Find each line holding "Agosto" and copy it out.

○ ○ ○ ○

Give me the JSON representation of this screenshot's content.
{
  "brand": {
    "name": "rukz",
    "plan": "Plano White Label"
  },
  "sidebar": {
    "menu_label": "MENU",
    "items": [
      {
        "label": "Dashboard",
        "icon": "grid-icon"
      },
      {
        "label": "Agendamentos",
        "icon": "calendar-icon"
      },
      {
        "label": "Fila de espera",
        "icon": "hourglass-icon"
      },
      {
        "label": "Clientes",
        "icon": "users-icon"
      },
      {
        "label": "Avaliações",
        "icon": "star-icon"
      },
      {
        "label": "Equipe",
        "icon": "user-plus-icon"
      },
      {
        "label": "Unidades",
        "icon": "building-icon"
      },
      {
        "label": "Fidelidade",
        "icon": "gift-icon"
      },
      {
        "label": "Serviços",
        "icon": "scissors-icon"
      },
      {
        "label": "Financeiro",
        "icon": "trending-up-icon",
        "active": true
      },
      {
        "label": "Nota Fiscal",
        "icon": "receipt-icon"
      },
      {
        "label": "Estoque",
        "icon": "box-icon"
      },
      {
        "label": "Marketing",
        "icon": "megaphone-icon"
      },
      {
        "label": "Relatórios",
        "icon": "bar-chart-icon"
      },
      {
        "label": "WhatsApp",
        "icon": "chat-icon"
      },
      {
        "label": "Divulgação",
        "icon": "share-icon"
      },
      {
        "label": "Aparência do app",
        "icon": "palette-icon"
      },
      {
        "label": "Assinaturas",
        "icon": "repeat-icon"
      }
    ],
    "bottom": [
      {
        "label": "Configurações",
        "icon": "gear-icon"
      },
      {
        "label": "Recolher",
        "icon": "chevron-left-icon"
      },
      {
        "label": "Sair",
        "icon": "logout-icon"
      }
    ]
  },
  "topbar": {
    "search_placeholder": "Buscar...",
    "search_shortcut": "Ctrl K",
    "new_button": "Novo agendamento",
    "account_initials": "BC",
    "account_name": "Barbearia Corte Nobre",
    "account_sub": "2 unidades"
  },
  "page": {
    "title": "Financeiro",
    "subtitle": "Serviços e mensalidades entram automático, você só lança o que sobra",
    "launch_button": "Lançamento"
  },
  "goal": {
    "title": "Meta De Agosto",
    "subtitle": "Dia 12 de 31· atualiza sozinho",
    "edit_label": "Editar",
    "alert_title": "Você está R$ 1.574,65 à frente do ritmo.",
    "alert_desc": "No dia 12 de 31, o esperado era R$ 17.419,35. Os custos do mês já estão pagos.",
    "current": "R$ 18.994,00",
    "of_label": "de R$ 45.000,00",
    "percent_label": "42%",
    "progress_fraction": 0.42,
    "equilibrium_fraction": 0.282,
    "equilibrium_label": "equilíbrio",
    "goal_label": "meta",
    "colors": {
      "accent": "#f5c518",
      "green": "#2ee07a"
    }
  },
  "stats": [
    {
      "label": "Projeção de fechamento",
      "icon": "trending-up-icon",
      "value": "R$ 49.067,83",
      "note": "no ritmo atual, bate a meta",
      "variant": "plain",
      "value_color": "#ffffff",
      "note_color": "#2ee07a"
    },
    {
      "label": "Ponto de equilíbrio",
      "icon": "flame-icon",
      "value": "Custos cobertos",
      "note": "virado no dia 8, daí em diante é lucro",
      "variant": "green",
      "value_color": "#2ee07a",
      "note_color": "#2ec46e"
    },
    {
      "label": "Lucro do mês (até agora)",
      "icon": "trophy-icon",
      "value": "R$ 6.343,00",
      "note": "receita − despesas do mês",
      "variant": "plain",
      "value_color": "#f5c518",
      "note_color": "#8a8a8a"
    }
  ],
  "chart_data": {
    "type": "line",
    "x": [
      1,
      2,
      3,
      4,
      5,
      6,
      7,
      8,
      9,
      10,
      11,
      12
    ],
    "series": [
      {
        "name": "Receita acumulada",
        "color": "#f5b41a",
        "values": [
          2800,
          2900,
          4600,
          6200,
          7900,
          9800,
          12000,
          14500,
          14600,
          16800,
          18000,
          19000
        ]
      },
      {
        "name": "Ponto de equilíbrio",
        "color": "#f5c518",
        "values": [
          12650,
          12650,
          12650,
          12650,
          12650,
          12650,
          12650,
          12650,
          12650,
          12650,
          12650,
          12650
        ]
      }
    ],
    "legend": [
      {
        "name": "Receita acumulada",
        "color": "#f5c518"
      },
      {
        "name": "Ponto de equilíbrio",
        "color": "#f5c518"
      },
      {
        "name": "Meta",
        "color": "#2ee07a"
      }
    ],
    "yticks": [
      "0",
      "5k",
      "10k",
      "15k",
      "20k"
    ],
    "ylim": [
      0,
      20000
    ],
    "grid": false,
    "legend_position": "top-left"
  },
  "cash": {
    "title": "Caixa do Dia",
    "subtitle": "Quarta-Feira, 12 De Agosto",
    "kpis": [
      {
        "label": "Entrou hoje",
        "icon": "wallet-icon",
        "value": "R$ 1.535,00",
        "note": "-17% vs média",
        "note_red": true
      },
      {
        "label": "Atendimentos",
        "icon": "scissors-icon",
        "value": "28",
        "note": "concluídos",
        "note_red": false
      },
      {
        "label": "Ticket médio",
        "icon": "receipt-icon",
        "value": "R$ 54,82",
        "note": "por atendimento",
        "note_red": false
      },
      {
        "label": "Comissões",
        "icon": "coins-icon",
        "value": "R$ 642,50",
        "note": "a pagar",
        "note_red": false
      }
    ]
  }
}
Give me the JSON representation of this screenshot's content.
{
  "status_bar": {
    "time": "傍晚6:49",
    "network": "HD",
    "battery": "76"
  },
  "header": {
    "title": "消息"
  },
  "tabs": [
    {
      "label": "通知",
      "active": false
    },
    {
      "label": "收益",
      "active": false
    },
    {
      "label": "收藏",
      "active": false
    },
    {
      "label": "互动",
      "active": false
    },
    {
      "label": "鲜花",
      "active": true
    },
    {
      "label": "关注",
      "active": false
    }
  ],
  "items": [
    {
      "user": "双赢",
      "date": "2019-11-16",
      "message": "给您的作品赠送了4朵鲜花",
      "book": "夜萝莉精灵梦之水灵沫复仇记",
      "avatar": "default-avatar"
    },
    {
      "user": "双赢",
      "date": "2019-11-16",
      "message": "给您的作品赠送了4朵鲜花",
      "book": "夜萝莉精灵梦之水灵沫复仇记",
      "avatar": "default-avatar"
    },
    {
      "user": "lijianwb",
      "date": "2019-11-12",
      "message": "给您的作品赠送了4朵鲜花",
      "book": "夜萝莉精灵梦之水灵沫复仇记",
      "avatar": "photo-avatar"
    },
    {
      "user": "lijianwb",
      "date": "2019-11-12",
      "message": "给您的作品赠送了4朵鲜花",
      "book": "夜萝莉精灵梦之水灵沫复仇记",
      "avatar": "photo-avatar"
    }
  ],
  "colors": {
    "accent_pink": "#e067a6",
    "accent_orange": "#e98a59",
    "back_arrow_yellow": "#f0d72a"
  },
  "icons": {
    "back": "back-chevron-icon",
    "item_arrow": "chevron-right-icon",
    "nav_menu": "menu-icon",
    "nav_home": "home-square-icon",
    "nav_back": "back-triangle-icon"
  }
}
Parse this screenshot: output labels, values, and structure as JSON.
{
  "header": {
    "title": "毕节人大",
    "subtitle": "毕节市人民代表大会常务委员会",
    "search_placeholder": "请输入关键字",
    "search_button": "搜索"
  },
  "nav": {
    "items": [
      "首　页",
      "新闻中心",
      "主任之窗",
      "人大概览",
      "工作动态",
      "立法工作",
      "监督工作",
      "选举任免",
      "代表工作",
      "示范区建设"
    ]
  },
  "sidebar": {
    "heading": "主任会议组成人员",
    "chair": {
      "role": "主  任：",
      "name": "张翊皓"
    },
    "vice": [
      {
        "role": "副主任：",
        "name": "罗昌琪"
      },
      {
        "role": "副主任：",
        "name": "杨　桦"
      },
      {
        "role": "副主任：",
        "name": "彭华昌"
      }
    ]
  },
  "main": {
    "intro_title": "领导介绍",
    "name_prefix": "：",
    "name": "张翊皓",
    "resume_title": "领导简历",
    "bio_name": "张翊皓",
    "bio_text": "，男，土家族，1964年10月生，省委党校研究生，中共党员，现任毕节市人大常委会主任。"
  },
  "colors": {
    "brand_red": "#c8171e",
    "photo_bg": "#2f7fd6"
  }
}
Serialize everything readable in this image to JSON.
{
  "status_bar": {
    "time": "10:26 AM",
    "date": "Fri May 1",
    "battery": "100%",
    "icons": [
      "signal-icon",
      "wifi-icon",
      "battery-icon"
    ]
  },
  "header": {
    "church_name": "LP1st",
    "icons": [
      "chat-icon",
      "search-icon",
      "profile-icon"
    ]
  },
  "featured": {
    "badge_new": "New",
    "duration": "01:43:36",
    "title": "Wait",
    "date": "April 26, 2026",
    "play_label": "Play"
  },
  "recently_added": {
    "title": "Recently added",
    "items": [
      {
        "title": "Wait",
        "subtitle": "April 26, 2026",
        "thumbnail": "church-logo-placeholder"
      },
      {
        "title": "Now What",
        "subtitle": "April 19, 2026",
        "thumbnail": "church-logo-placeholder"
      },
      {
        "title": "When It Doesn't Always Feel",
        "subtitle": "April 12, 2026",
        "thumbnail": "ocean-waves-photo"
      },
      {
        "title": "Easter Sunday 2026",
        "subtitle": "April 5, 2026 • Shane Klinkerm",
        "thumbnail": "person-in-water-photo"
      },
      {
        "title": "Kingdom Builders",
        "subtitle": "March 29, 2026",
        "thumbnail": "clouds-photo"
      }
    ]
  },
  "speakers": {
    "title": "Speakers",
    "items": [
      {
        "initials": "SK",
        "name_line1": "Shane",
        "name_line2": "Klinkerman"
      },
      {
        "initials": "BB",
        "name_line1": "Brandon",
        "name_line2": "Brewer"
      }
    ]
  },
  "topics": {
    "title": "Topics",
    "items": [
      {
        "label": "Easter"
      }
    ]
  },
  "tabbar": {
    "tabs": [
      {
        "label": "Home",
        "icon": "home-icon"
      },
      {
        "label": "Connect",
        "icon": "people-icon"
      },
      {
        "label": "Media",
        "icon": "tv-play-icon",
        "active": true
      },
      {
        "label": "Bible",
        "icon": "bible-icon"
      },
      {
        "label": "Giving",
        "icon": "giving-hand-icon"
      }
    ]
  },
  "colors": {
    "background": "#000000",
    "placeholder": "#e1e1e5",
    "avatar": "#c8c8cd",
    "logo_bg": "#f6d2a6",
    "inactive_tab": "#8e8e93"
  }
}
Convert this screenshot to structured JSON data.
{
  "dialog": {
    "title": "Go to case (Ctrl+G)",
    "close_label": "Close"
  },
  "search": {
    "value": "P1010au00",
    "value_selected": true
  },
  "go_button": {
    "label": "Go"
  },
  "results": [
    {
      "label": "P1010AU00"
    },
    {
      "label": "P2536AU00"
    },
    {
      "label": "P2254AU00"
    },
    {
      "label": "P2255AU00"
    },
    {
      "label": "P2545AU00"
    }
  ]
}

○ ○ ○ ○

=== Answer to this exercise ===
    "title": "Meta De Agosto",
    "subtitle": "Quarta-Feira, 12 De Agosto",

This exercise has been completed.